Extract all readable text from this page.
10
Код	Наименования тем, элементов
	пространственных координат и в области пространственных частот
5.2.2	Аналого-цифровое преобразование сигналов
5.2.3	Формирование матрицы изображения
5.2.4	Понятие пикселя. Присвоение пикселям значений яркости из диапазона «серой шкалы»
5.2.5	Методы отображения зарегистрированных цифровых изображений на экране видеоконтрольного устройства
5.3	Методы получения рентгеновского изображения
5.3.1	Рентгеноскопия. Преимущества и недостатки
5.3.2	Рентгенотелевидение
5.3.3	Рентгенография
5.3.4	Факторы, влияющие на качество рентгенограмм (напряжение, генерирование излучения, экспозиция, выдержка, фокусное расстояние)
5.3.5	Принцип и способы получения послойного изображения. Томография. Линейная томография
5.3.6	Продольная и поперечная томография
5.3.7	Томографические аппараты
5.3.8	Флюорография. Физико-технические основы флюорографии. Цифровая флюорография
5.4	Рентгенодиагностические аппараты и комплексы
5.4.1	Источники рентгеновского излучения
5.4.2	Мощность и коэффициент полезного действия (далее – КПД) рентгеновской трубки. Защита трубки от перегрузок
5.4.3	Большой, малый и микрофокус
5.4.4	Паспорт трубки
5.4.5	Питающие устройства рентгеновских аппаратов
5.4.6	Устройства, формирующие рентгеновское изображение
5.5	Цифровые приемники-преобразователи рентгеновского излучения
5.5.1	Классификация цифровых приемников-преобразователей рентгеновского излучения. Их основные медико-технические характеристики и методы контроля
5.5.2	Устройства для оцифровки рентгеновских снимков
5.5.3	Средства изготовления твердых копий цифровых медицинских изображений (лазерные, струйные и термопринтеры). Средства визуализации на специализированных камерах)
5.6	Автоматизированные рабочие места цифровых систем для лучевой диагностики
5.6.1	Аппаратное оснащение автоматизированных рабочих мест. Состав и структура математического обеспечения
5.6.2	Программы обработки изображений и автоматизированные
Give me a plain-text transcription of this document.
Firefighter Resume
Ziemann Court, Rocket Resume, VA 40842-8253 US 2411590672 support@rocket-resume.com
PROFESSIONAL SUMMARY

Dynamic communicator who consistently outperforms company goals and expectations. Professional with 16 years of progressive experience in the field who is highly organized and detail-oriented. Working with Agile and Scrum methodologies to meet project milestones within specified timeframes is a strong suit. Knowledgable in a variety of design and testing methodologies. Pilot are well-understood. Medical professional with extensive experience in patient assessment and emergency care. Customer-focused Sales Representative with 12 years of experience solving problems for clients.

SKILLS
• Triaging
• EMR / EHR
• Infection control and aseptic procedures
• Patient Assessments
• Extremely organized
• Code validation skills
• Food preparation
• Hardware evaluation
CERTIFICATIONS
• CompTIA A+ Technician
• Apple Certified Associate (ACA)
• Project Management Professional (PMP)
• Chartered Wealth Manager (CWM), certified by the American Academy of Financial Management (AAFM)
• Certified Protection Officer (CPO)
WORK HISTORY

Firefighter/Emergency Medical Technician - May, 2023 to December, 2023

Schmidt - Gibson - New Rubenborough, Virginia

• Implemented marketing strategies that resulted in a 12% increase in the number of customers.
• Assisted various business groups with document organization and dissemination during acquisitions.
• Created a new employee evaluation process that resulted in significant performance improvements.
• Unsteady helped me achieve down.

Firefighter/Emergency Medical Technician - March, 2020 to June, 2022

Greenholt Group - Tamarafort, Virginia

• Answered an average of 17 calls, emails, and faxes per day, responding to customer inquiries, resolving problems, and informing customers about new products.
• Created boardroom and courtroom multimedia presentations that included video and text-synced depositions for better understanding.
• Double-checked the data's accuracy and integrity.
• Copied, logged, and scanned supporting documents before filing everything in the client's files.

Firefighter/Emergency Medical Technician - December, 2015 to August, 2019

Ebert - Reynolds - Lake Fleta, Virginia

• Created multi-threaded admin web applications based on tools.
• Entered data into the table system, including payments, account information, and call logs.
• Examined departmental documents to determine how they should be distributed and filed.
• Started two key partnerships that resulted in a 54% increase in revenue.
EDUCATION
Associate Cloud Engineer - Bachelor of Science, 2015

§ Required work:
Scan the entries above. Copy each line that has the string "получения".

§ Answer below:
5.3	Методы получения рентгеновского изображения
5.3.5	Принцип и способы получения послойного изображения. Томография. Линейная томография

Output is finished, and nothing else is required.